━━ INPUT
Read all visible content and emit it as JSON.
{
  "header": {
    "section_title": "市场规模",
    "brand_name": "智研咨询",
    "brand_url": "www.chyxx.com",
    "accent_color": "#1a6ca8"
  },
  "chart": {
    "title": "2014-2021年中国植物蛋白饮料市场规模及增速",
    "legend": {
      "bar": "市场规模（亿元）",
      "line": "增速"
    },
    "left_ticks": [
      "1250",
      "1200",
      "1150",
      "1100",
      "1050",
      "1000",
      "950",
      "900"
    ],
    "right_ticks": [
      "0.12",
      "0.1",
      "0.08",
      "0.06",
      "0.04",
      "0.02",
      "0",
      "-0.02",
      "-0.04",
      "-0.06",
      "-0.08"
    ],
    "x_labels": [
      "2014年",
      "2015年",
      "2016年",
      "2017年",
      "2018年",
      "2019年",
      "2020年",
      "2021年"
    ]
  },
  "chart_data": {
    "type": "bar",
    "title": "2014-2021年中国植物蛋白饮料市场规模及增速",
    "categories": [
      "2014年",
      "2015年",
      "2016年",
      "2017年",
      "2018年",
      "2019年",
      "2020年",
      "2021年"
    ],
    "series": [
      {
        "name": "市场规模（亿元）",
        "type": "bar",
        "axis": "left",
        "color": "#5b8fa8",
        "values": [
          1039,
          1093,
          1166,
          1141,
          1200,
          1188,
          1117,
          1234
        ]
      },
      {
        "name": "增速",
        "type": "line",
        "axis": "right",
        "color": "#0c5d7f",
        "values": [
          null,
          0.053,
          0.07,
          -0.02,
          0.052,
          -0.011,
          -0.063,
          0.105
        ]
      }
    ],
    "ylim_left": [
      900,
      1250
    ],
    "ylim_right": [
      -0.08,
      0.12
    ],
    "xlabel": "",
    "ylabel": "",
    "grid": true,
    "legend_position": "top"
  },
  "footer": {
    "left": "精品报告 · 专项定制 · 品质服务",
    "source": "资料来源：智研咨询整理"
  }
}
━━━━
## WHAT TO PRODUCE
Write out all of the records once more, exactly.

## WRITTEN SOLUTION
Read all visible content and emit it as JSON.
{
  "header": {
    "section_title": "市场规模",
    "brand_name": "智研咨询",
    "brand_url": "www.chyxx.com",
    "accent_color": "#1a6ca8"
  },
  "chart": {
    "title": "2014-2021年中国植物蛋白饮料市场规模及增速",
    "legend": {
      "bar": "市场规模（亿元）",
      "line": "增速"
    },
    "left_ticks": [
      "1250",
      "1200",
      "1150",
      "1100",
      "1050",
      "1000",
      "950",
      "900"
    ],
    "right_ticks": [
      "0.12",
      "0.1",
      "0.08",
      "0.06",
      "0.04",
      "0.02",
      "0",
      "-0.02",
      "-0.04",
      "-0.06",
      "-0.08"
    ],
    "x_labels": [
      "2014年",
      "2015年",
      "2016年",
      "2017年",
      "2018年",
      "2019年",
      "2020年",
      "2021年"
    ]
  },
  "chart_data": {
    "type": "bar",
    "title": "2014-2021年中国植物蛋白饮料市场规模及增速",
    "categories": [
      "2014年",
      "2015年",
      "2016年",
      "2017年",
      "2018年",
      "2019年",
      "2020年",
      "2021年"
    ],
    "series": [
      {
        "name": "市场规模（亿元）",
        "type": "bar",
        "axis": "left",
        "color": "#5b8fa8",
        "values": [
          1039,
          1093,
          1166,
          1141,
          1200,
          1188,
          1117,
          1234
        ]
      },
      {
        "name": "增速",
        "type": "line",
        "axis": "right",
        "color": "#0c5d7f",
        "values": [
          null,
          0.053,
          0.07,
          -0.02,
          0.052,
          -0.011,
          -0.063,
          0.105
        ]
      }
    ],
    "ylim_left": [
      900,
      1250
    ],
    "ylim_right": [
      -0.08,
      0.12
    ],
    "xlabel": "",
    "ylabel": "",
    "grid": true,
    "legend_position": "top"
  },
  "footer": {
    "left": "精品报告 · 专项定制 · 品质服务",
    "source": "资料来源：智研咨询整理"
  }
}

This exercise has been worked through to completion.